_Set task_
Write out the material again word for word, dropping any images it holds.

Stored data:
--------
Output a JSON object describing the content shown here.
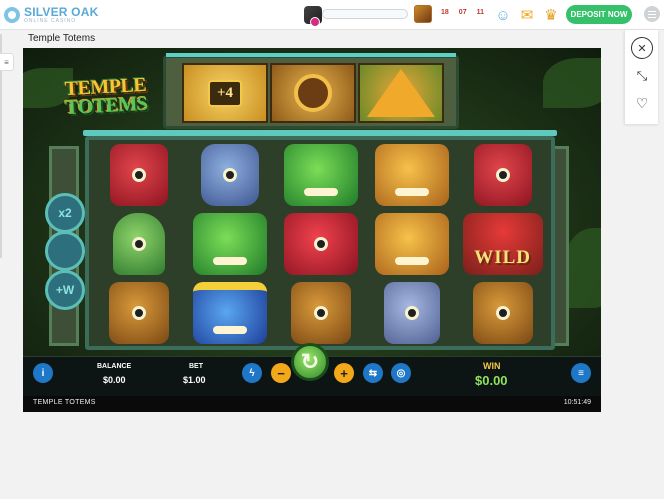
{
  "header": {
    "brand_name": "SILVER OAK",
    "brand_tagline": "ONLINE CASINO",
    "avatar_icon": "user-avatar-icon",
    "level_progress_fraction": 0.0,
    "promo_icon": "promo-chest-icon",
    "countdown": {
      "hours": "18",
      "minutes": "07",
      "seconds": "11"
    },
    "support_icon": "support-agent-icon",
    "mail_icon": "mail-icon",
    "trophy_icon": "trophy-icon",
    "deposit_label": "DEPOSIT NOW",
    "menu_icon": "hamburger-menu-icon",
    "accent_color": "#35c06a",
    "brand_color": "#5aa9d6"
  },
  "page": {
    "game_title": "Temple Totems"
  },
  "side_panel": {
    "close_icon": "close-icon",
    "expand_icon": "fullscreen-icon",
    "favorite_icon": "heart-icon"
  },
  "game": {
    "logo_line1": "TEMPLE",
    "logo_line2": "TOTEMS",
    "bonus_symbols": [
      {
        "name": "plus-four-bonus",
        "label": "+4"
      },
      {
        "name": "disc-bonus",
        "label": ""
      },
      {
        "name": "pyramid-bonus",
        "label": ""
      }
    ],
    "multipliers": [
      "x2",
      "",
      "+W"
    ],
    "reels": [
      [
        "red-totem",
        "green-idol",
        "skull-totem"
      ],
      [
        "blue-mask",
        "green-boar",
        "blue-fanged-mask"
      ],
      [
        "green-boar",
        "red-bird-mask",
        "skull-totem"
      ],
      [
        "gold-lion",
        "gold-lion",
        "eye-totem"
      ],
      [
        "red-totem",
        "wild",
        "skull-totem"
      ]
    ],
    "wild_label": "WILD",
    "controls": {
      "balance_label": "BALANCE",
      "balance_value": "$0.00",
      "bet_label": "BET",
      "bet_value": "$1.00",
      "win_label": "WIN",
      "win_value": "$0.00",
      "info_icon": "info-icon",
      "minus_label": "−",
      "plus_label": "+",
      "spin_icon": "spin-arrow-icon",
      "bolt_icon": "quick-spin-bolt-icon",
      "autoplay_icon": "autoplay-icon",
      "turbo_icon": "turbo-icon",
      "menu_icon": "game-menu-icon"
    },
    "status_title": "TEMPLE TOTEMS",
    "status_time": "10:51:49"
  }
}
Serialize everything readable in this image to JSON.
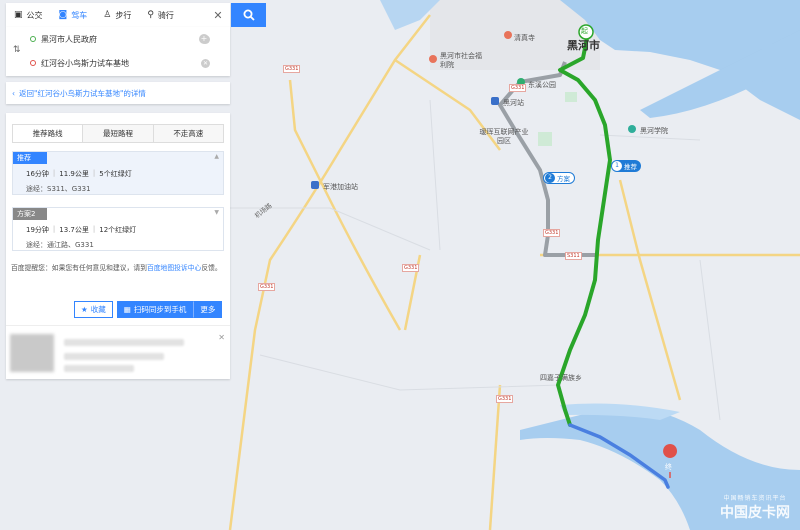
{
  "tabs": [
    {
      "label": "公交",
      "icon": "bus-icon"
    },
    {
      "label": "驾车",
      "icon": "car-icon"
    },
    {
      "label": "步行",
      "icon": "walk-icon"
    },
    {
      "label": "骑行",
      "icon": "bike-icon"
    }
  ],
  "active_tab": "驾车",
  "inputs": {
    "start": "黑河市人民政府",
    "end": "红河谷小鸟斯力试车基地"
  },
  "back_link": "返回\"红河谷小鸟斯力试车基地\"的详情",
  "route_tabs": [
    "推荐路线",
    "最短路程",
    "不走高速"
  ],
  "plans": [
    {
      "tag": "推荐",
      "time": "16分钟",
      "distance": "11.9公里",
      "lights": "5个红绿灯",
      "via": "途经：S311、G331"
    },
    {
      "tag": "方案2",
      "time": "19分钟",
      "distance": "13.7公里",
      "lights": "12个红绿灯",
      "via": "途经：通江路、G331"
    }
  ],
  "tip": {
    "prefix": "百度提醒您：如果您有任何意见和建议，请到",
    "link": "百度地图投诉中心",
    "suffix": "反馈。"
  },
  "actions": {
    "save": "收藏",
    "send": "扫码同步到手机",
    "more": "更多"
  },
  "map": {
    "city": "黑河市",
    "start_badge": "起",
    "end_badge": "终",
    "labels": {
      "temple": "清真寺",
      "welfare": "黑河市社会福利院",
      "park": "东溪公园",
      "station": "黑河站",
      "industrial": "瑷珲互联网产业园区",
      "college": "黑河学院",
      "gas": "军港加油站",
      "airport_road": "机场路",
      "township": "四嘉子满族乡"
    },
    "route_tags": {
      "recommended": {
        "num": "1",
        "text": "推荐"
      },
      "alternative": {
        "num": "2",
        "text": "方案"
      }
    },
    "shields": [
      "G331",
      "G331",
      "G331",
      "G331",
      "G331",
      "S311",
      "G331"
    ],
    "colors": {
      "main_route": "#2aa62a",
      "alt_route": "#9aa0a6",
      "final_leg": "#4a7fe0",
      "water": "#9fc8ef",
      "road": "#f7d77a",
      "land": "#eceff4"
    }
  },
  "watermark": {
    "small": "中国畅销车资讯平台",
    "big": "中国皮卡网"
  }
}
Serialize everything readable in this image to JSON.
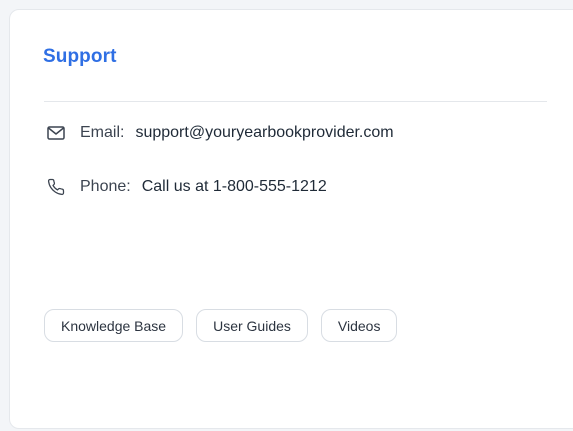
{
  "card": {
    "title": "Support",
    "email": {
      "icon": "envelope-icon",
      "label": "Email:",
      "value": "support@youryearbookprovider.com"
    },
    "phone": {
      "icon": "phone-icon",
      "label": "Phone:",
      "value": "Call us at 1-800-555-1212"
    },
    "links": [
      {
        "label": "Knowledge Base"
      },
      {
        "label": "User Guides"
      },
      {
        "label": "Videos"
      }
    ]
  },
  "colors": {
    "accent": "#2f6fe4",
    "text": "#1f2a37",
    "muted": "#3c4450",
    "border": "#d8dde3"
  }
}
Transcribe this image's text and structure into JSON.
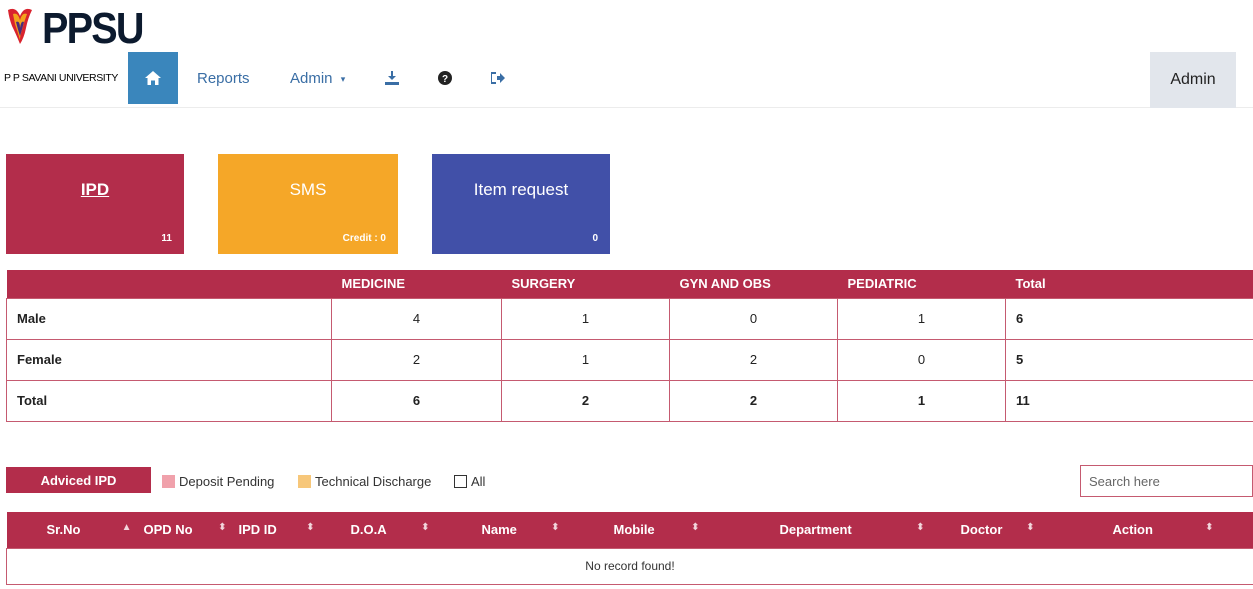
{
  "header": {
    "logo_text": "PPSU",
    "logo_subtitle": "P P SAVANI UNIVERSITY",
    "nav": {
      "home_icon": "home-icon",
      "reports": "Reports",
      "admin_menu": "Admin",
      "download_icon": "download-icon",
      "help_icon": "help-icon",
      "logout_icon": "logout-icon"
    },
    "user_label": "Admin"
  },
  "tiles": [
    {
      "title": "IPD",
      "count": "11",
      "color": "#b32d4b"
    },
    {
      "title": "SMS",
      "count": "Credit : 0",
      "color": "#f5a728"
    },
    {
      "title": "Item request",
      "count": "0",
      "color": "#4150a8"
    }
  ],
  "dept_table": {
    "headers": [
      "",
      "MEDICINE",
      "SURGERY",
      "GYN AND OBS",
      "PEDIATRIC",
      "Total"
    ],
    "rows": [
      {
        "label": "Male",
        "values": [
          "4",
          "1",
          "0",
          "1",
          "6"
        ]
      },
      {
        "label": "Female",
        "values": [
          "2",
          "1",
          "2",
          "0",
          "5"
        ]
      },
      {
        "label": "Total",
        "values": [
          "6",
          "2",
          "2",
          "1",
          "11"
        ]
      }
    ]
  },
  "filters": {
    "advised_button": "Adviced IPD",
    "legend": [
      {
        "label": "Deposit Pending",
        "color": "#f0a1ab"
      },
      {
        "label": "Technical Discharge",
        "color": "#f7c77a"
      }
    ],
    "all_label": "All",
    "search_placeholder": "Search here"
  },
  "records_table": {
    "columns": [
      "Sr.No",
      "OPD No",
      "IPD ID",
      "D.O.A",
      "Name",
      "Mobile",
      "Department",
      "Doctor",
      "Action"
    ],
    "sort_icons": [
      "▲",
      "⬍",
      "⬍",
      "⬍",
      "⬍",
      "⬍",
      "⬍",
      "⬍",
      "⬍"
    ],
    "empty_message": "No record found!"
  },
  "colors": {
    "primary": "#b32d4b",
    "accent": "#f5a728",
    "blue": "#4150a8",
    "home_button": "#3a86bc"
  }
}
--------
_Task answer_
Output a JSON object describing the content shown here.
{
  "header": {
    "brand_name": "SILVER OAK",
    "brand_tagline": "ONLINE CASINO",
    "avatar_icon": "user-avatar-icon",
    "level_progress_fraction": 0.0,
    "promo_icon": "promo-chest-icon",
    "countdown": {
      "hours": "18",
      "minutes": "07",
      "seconds": "11"
    },
    "support_icon": "support-agent-icon",
    "mail_icon": "mail-icon",
    "trophy_icon": "trophy-icon",
    "deposit_label": "DEPOSIT NOW",
    "menu_icon": "hamburger-menu-icon",
    "accent_color": "#35c06a",
    "brand_color": "#5aa9d6"
  },
  "page": {
    "game_title": "Temple Totems"
  },
  "side_panel": {
    "close_icon": "close-icon",
    "expand_icon": "fullscreen-icon",
    "favorite_icon": "heart-icon"
  },
  "game": {
    "logo_line1": "TEMPLE",
    "logo_line2": "TOTEMS",
    "bonus_symbols": [
      {
        "name": "plus-four-bonus",
        "label": "+4"
      },
      {
        "name": "disc-bonus",
        "label": ""
      },
      {
        "name": "pyramid-bonus",
        "label": ""
      }
    ],
    "multipliers": [
      "x2",
      "",
      "+W"
    ],
    "reels": [
      [
        "red-totem",
        "green-idol",
        "skull-totem"
      ],
      [
        "blue-mask",
        "green-boar",
        "blue-fanged-mask"
      ],
      [
        "green-boar",
        "red-bird-mask",
        "skull-totem"
      ],
      [
        "gold-lion",
        "gold-lion",
        "eye-totem"
      ],
      [
        "red-totem",
        "wild",
        "skull-totem"
      ]
    ],
    "wild_label": "WILD",
    "controls": {
      "balance_label": "BALANCE",
      "balance_value": "$0.00",
      "bet_label": "BET",
      "bet_value": "$1.00",
      "win_label": "WIN",
      "win_value": "$0.00",
      "info_icon": "info-icon",
      "minus_label": "−",
      "plus_label": "+",
      "spin_icon": "spin-arrow-icon",
      "bolt_icon": "quick-spin-bolt-icon",
      "autoplay_icon": "autoplay-icon",
      "turbo_icon": "turbo-icon",
      "menu_icon": "game-menu-icon"
    },
    "status_title": "TEMPLE TOTEMS",
    "status_time": "10:51:49"
  }
}
Serialize everything readable in this image to JSON.
{
  "tabs": [
    {
      "label": "公交",
      "icon": "bus-icon"
    },
    {
      "label": "驾车",
      "icon": "car-icon"
    },
    {
      "label": "步行",
      "icon": "walk-icon"
    },
    {
      "label": "骑行",
      "icon": "bike-icon"
    }
  ],
  "active_tab": "驾车",
  "inputs": {
    "start": "黑河市人民政府",
    "end": "红河谷小鸟斯力试车基地"
  },
  "back_link": "返回\"红河谷小鸟斯力试车基地\"的详情",
  "route_tabs": [
    "推荐路线",
    "最短路程",
    "不走高速"
  ],
  "plans": [
    {
      "tag": "推荐",
      "time": "16分钟",
      "distance": "11.9公里",
      "lights": "5个红绿灯",
      "via": "途经：S311、G331"
    },
    {
      "tag": "方案2",
      "time": "19分钟",
      "distance": "13.7公里",
      "lights": "12个红绿灯",
      "via": "途经：通江路、G331"
    }
  ],
  "tip": {
    "prefix": "百度提醒您：如果您有任何意见和建议，请到",
    "link": "百度地图投诉中心",
    "suffix": "反馈。"
  },
  "actions": {
    "save": "收藏",
    "send": "扫码同步到手机",
    "more": "更多"
  },
  "map": {
    "city": "黑河市",
    "start_badge": "起",
    "end_badge": "终",
    "labels": {
      "temple": "清真寺",
      "welfare": "黑河市社会福利院",
      "park": "东溪公园",
      "station": "黑河站",
      "industrial": "瑷珲互联网产业园区",
      "college": "黑河学院",
      "gas": "军港加油站",
      "airport_road": "机场路",
      "township": "四嘉子满族乡"
    },
    "route_tags": {
      "recommended": {
        "num": "1",
        "text": "推荐"
      },
      "alternative": {
        "num": "2",
        "text": "方案"
      }
    },
    "shields": [
      "G331",
      "G331",
      "G331",
      "G331",
      "G331",
      "S311",
      "G331"
    ],
    "colors": {
      "main_route": "#2aa62a",
      "alt_route": "#9aa0a6",
      "final_leg": "#4a7fe0",
      "water": "#9fc8ef",
      "road": "#f7d77a",
      "land": "#eceff4"
    }
  },
  "watermark": {
    "small": "中国畅销车资讯平台",
    "big": "中国皮卡网"
  }
}
Serialize everything readable in this image to JSON.
{
  "card": {
    "title": "Support",
    "email": {
      "icon": "envelope-icon",
      "label": "Email:",
      "value": "support@youryearbookprovider.com"
    },
    "phone": {
      "icon": "phone-icon",
      "label": "Phone:",
      "value": "Call us at 1-800-555-1212"
    },
    "links": [
      {
        "label": "Knowledge Base"
      },
      {
        "label": "User Guides"
      },
      {
        "label": "Videos"
      }
    ]
  },
  "colors": {
    "accent": "#2f6fe4",
    "text": "#1f2a37",
    "muted": "#3c4450",
    "border": "#d8dde3"
  }
}
Transcribe this image's text and structure into JSON.
{
  "header": {
    "logo_text": "PPSU",
    "logo_subtitle": "P P SAVANI UNIVERSITY",
    "nav": {
      "home_icon": "home-icon",
      "reports": "Reports",
      "admin_menu": "Admin",
      "download_icon": "download-icon",
      "help_icon": "help-icon",
      "logout_icon": "logout-icon"
    },
    "user_label": "Admin"
  },
  "tiles": [
    {
      "title": "IPD",
      "count": "11",
      "color": "#b32d4b"
    },
    {
      "title": "SMS",
      "count": "Credit : 0",
      "color": "#f5a728"
    },
    {
      "title": "Item request",
      "count": "0",
      "color": "#4150a8"
    }
  ],
  "dept_table": {
    "headers": [
      "",
      "MEDICINE",
      "SURGERY",
      "GYN AND OBS",
      "PEDIATRIC",
      "Total"
    ],
    "rows": [
      {
        "label": "Male",
        "values": [
          "4",
          "1",
          "0",
          "1",
          "6"
        ]
      },
      {
        "label": "Female",
        "values": [
          "2",
          "1",
          "2",
          "0",
          "5"
        ]
      },
      {
        "label": "Total",
        "values": [
          "6",
          "2",
          "2",
          "1",
          "11"
        ]
      }
    ]
  },
  "filters": {
    "advised_button": "Adviced IPD",
    "legend": [
      {
        "label": "Deposit Pending",
        "color": "#f0a1ab"
      },
      {
        "label": "Technical Discharge",
        "color": "#f7c77a"
      }
    ],
    "all_label": "All",
    "search_placeholder": "Search here"
  },
  "records_table": {
    "columns": [
      "Sr.No",
      "OPD No",
      "IPD ID",
      "D.O.A",
      "Name",
      "Mobile",
      "Department",
      "Doctor",
      "Action"
    ],
    "sort_icons": [
      "▲",
      "⬍",
      "⬍",
      "⬍",
      "⬍",
      "⬍",
      "⬍",
      "⬍",
      "⬍"
    ],
    "empty_message": "No record found!"
  },
  "colors": {
    "primary": "#b32d4b",
    "accent": "#f5a728",
    "blue": "#4150a8",
    "home_button": "#3a86bc"
  }
}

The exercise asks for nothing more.